* Records for the exercise:
-- BEGIN --

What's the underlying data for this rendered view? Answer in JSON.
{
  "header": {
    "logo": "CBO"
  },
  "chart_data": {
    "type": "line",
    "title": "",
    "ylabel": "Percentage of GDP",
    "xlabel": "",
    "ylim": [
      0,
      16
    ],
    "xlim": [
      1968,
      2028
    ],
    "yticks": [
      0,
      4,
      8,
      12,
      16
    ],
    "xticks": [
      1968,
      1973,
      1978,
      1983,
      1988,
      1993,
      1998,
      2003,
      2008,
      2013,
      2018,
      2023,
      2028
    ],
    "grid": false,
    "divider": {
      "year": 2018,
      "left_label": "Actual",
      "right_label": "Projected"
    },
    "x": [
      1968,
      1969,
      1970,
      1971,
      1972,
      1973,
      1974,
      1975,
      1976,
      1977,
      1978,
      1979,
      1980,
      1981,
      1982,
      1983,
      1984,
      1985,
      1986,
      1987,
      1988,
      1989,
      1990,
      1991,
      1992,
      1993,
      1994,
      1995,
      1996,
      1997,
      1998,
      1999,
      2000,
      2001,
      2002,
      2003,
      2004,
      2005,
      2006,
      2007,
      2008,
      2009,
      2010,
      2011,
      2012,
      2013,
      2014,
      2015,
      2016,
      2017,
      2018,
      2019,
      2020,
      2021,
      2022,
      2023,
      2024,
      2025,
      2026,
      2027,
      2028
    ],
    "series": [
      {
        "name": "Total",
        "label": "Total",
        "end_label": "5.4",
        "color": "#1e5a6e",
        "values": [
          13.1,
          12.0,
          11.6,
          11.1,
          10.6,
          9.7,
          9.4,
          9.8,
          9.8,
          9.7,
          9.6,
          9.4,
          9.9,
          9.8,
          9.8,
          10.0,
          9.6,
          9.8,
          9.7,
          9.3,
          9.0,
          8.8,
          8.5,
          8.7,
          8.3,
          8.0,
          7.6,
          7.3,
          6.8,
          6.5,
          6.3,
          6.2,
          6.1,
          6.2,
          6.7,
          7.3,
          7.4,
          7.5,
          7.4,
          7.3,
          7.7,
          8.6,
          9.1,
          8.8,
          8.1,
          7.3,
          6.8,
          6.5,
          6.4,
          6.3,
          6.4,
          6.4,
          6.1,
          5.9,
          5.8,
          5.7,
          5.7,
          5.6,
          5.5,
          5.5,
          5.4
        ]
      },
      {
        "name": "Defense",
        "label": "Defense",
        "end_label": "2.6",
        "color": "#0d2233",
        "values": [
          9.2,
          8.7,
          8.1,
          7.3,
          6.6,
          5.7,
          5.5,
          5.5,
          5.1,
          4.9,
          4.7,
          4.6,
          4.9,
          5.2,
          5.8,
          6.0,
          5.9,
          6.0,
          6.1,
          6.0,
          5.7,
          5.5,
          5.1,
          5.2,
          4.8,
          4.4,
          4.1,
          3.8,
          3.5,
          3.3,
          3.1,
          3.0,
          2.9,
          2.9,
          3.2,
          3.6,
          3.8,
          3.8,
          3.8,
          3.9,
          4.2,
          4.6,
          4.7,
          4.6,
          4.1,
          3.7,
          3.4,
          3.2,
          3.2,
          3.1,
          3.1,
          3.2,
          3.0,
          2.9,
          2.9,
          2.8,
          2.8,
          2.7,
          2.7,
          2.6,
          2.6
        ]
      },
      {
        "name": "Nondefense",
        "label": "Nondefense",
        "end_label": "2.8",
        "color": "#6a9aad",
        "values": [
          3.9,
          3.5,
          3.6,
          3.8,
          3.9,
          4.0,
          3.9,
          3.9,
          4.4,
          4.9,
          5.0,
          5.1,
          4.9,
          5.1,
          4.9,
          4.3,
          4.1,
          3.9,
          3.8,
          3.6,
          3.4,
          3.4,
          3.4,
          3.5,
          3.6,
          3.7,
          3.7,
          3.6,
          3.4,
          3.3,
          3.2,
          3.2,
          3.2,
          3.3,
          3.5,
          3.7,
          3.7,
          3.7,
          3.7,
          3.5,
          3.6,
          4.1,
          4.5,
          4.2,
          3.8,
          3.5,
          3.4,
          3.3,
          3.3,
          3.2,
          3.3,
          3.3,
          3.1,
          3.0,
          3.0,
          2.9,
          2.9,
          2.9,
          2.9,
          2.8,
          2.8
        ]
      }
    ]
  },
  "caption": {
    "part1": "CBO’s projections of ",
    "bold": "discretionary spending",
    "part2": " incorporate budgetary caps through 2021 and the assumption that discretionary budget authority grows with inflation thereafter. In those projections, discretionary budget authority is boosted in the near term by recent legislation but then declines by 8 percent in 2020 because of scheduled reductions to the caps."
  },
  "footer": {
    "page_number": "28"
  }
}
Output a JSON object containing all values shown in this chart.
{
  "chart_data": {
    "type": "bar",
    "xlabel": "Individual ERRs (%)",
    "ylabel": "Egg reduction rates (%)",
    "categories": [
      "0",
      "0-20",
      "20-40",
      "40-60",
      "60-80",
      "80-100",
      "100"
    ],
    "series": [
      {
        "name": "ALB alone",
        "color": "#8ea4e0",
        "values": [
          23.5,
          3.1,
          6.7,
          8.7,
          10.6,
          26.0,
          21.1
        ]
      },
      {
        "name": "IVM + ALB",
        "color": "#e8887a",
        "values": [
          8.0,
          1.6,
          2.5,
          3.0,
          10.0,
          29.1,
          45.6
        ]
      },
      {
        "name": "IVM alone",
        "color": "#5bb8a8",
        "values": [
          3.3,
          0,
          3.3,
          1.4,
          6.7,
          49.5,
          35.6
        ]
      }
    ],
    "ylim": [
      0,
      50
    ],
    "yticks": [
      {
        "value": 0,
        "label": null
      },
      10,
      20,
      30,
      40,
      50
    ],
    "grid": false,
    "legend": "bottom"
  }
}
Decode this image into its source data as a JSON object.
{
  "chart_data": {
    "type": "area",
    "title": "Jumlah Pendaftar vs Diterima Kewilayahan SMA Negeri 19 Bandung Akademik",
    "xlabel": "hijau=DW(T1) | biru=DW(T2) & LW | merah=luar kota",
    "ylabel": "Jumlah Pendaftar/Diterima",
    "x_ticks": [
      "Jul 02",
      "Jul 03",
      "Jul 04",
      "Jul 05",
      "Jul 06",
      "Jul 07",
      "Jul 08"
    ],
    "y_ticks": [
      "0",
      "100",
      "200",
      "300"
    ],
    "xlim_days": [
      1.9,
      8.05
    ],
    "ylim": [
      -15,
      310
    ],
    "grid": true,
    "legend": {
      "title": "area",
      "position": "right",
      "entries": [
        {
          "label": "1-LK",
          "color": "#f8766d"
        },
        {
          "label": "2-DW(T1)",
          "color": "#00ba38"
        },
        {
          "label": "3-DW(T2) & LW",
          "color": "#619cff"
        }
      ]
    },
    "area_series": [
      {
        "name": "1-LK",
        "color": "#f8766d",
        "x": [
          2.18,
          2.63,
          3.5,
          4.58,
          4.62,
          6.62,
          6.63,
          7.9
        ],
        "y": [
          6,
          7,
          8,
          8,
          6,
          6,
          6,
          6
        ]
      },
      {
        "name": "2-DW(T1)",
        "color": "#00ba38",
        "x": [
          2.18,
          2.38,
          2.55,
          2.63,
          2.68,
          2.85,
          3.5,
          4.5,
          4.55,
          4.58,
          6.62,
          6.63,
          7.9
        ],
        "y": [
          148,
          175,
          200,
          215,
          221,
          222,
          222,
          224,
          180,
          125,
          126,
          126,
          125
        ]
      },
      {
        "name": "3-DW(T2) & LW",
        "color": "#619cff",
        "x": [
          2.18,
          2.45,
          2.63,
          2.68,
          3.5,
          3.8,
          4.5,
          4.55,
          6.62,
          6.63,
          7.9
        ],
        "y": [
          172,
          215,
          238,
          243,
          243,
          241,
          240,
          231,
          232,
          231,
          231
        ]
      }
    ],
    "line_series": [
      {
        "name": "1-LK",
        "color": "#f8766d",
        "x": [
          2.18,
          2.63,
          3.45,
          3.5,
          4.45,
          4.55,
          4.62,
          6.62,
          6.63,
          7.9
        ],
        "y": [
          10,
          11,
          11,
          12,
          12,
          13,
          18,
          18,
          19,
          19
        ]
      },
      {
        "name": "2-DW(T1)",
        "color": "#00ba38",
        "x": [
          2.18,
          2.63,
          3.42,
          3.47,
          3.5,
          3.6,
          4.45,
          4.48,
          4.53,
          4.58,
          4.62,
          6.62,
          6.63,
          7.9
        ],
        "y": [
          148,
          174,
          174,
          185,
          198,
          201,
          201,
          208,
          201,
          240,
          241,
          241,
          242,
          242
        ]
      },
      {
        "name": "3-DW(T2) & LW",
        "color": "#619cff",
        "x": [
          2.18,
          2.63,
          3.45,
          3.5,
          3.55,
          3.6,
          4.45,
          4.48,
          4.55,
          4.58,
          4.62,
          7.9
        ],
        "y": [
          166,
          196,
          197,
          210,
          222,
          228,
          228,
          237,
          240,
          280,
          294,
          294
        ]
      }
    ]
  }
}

-- END --

* Goal of the exercise: Find and copy each line above that includes the string "projections".

* Solution to the exercise:
    "part1": "CBO’s projections of ",
    "part2": " incorporate budgetary caps through 2021 and the assumption that discretionary budget authority grows with inflation thereafter. In those projections, discretionary budget authority is boosted in the near term by recent legislation but then declines by 8 percent in 2020 because of scheduled reductions to the caps."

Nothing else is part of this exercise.